- **Material to process**
────────
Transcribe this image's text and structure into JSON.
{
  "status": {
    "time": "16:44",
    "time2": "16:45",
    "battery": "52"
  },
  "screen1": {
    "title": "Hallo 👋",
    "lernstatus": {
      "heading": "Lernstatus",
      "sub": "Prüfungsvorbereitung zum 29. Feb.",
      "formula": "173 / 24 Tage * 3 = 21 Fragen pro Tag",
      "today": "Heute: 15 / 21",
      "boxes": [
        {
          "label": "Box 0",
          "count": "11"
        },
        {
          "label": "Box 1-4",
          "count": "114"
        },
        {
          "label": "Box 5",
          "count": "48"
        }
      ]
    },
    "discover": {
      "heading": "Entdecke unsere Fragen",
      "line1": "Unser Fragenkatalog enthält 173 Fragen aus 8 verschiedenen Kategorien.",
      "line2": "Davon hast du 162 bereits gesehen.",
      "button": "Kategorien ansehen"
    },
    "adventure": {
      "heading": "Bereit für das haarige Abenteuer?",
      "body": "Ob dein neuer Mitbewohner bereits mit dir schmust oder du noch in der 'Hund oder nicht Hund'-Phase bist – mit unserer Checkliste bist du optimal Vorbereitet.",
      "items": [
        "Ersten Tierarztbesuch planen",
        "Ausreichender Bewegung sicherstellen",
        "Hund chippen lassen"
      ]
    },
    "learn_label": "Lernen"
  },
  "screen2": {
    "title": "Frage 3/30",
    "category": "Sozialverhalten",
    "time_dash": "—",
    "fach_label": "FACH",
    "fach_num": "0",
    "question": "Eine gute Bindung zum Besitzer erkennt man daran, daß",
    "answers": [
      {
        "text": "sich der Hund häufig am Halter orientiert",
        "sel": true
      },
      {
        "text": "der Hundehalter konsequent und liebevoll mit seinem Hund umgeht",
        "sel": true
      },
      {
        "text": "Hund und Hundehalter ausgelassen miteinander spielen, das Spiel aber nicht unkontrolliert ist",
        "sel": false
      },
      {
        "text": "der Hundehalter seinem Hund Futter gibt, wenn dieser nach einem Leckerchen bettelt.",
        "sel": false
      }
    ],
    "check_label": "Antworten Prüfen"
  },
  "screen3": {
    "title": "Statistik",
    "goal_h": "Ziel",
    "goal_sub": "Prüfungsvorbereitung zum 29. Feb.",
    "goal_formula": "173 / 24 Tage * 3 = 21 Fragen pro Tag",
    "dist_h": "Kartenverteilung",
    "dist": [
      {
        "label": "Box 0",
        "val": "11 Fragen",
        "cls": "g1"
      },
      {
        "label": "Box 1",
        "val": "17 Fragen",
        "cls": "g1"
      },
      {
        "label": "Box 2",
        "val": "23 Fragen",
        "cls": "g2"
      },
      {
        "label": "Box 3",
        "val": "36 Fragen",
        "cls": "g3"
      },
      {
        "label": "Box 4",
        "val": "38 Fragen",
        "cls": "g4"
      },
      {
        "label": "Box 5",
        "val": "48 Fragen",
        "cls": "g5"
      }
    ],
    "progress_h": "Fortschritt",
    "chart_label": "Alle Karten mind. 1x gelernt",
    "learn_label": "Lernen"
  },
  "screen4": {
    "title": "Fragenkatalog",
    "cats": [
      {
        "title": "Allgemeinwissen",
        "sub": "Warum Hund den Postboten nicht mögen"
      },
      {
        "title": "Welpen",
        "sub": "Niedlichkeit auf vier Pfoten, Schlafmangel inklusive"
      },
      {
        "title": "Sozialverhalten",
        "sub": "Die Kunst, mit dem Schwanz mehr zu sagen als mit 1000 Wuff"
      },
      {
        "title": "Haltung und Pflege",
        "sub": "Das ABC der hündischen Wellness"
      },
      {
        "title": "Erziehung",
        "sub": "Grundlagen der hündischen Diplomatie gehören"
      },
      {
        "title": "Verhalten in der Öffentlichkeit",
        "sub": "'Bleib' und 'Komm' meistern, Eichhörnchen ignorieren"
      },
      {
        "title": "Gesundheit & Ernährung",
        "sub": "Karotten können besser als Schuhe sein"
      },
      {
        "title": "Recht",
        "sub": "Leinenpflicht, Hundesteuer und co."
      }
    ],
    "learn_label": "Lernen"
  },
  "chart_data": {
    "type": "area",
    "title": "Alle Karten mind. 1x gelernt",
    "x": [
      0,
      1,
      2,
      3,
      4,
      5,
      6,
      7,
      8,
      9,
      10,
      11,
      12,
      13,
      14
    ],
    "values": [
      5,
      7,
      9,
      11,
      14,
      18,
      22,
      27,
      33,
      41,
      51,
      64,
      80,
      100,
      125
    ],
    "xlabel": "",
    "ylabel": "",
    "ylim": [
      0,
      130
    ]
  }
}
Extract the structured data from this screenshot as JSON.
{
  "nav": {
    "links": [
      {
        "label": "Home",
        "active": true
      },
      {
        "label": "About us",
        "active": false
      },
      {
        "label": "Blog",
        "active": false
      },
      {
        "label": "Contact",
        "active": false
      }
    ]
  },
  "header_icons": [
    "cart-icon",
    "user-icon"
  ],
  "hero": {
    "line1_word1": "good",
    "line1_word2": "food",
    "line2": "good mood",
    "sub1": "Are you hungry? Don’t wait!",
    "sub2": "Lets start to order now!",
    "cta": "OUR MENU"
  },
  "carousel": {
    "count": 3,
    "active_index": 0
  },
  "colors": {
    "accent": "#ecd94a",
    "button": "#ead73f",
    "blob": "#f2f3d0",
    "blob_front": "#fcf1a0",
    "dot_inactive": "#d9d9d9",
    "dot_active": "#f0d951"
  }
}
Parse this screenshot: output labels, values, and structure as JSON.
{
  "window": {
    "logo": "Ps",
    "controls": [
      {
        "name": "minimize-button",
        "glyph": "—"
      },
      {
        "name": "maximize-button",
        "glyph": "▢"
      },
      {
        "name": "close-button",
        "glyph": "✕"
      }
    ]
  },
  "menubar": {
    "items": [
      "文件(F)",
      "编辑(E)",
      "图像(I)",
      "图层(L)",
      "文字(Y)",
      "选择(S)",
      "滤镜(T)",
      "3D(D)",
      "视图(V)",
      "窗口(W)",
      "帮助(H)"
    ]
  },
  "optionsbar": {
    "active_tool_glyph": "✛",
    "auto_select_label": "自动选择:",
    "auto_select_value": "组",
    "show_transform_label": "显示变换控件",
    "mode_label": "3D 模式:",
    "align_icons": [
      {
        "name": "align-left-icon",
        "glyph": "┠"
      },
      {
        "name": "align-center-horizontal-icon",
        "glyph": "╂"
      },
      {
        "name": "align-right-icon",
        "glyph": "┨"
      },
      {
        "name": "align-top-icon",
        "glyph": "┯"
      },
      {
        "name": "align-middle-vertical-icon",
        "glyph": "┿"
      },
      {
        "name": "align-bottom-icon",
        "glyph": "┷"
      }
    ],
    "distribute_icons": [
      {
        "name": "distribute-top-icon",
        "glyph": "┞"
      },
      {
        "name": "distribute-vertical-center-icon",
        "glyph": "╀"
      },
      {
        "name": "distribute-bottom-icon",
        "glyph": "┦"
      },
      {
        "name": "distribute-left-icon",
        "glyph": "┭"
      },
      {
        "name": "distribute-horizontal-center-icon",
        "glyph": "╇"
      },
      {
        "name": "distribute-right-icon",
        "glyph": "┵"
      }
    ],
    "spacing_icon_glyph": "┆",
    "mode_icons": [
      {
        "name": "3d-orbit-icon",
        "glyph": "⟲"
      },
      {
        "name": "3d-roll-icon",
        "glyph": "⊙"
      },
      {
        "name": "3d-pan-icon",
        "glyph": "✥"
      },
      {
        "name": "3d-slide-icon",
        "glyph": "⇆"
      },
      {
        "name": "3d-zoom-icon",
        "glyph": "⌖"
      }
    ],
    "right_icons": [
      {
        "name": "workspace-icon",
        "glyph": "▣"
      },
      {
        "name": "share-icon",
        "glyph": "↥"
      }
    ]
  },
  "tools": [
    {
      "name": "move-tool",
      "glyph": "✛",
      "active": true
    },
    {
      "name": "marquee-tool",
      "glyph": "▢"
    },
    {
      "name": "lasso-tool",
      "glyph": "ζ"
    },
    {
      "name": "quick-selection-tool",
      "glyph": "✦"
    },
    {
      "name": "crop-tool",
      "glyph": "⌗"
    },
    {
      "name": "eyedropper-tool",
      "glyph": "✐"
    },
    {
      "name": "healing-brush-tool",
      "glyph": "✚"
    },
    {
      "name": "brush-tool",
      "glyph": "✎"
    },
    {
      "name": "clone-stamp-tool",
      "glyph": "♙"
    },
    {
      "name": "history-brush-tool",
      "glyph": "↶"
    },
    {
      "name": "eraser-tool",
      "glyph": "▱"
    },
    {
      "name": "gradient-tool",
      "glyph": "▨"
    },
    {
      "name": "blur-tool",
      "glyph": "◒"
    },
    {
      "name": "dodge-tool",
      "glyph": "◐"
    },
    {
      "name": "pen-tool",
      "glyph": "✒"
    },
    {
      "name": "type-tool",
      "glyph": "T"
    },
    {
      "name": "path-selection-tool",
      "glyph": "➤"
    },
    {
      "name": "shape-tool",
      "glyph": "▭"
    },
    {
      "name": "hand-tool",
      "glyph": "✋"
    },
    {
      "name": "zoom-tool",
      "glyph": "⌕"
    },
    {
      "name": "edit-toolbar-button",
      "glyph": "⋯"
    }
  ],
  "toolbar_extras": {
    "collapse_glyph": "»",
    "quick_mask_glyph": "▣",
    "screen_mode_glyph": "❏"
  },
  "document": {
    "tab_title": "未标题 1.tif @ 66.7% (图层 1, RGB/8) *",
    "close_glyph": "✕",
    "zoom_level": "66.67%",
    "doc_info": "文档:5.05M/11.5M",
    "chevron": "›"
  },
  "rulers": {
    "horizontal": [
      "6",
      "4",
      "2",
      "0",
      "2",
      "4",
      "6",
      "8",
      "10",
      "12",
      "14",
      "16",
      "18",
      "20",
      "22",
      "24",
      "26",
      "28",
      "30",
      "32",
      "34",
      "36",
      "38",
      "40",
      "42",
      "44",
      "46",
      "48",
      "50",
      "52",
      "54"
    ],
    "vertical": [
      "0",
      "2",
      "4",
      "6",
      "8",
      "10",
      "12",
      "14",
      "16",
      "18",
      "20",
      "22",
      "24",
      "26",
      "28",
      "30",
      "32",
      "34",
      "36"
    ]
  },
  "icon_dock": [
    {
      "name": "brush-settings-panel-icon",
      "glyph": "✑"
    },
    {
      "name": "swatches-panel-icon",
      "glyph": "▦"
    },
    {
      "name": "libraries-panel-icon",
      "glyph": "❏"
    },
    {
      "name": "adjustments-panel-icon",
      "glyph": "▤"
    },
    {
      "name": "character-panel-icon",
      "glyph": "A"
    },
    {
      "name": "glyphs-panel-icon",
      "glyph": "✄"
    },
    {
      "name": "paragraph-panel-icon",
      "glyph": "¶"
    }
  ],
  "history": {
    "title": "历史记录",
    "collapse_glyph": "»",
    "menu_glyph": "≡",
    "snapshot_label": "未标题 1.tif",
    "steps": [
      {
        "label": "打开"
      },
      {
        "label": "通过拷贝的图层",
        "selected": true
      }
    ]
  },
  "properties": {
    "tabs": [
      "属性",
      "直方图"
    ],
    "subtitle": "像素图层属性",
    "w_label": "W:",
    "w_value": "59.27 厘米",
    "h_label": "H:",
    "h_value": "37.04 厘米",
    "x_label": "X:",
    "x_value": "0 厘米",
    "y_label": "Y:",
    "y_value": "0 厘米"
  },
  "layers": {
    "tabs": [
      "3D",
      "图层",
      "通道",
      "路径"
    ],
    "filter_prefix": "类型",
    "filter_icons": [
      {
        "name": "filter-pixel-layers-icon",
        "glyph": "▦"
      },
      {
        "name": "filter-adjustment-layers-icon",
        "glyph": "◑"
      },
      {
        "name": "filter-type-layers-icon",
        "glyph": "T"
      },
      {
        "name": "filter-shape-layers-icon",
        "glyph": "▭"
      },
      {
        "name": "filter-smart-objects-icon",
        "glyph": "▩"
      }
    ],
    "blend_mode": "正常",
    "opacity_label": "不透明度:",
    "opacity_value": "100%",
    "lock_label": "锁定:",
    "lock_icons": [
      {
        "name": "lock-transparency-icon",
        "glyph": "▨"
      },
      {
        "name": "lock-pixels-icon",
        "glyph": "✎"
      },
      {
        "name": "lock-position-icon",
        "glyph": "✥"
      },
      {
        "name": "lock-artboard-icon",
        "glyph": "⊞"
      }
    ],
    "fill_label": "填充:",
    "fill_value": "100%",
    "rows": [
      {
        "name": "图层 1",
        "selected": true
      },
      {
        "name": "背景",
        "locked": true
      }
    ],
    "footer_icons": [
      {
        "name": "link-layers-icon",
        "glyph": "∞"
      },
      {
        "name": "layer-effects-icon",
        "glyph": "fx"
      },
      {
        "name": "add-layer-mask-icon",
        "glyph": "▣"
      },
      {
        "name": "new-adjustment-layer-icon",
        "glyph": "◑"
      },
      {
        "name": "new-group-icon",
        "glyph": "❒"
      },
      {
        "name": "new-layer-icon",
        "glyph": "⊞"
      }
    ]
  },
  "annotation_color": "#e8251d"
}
────────
- **The problem**
Find the word "panel" in the entries, and copy every line it shows up in.

- **Finished exercise**
      "name": "brush-settings-panel-icon",
      "name": "swatches-panel-icon",
      "name": "libraries-panel-icon",
      "name": "adjustments-panel-icon",
      "name": "character-panel-icon",
      "name": "glyphs-panel-icon",
      "name": "paragraph-panel-icon",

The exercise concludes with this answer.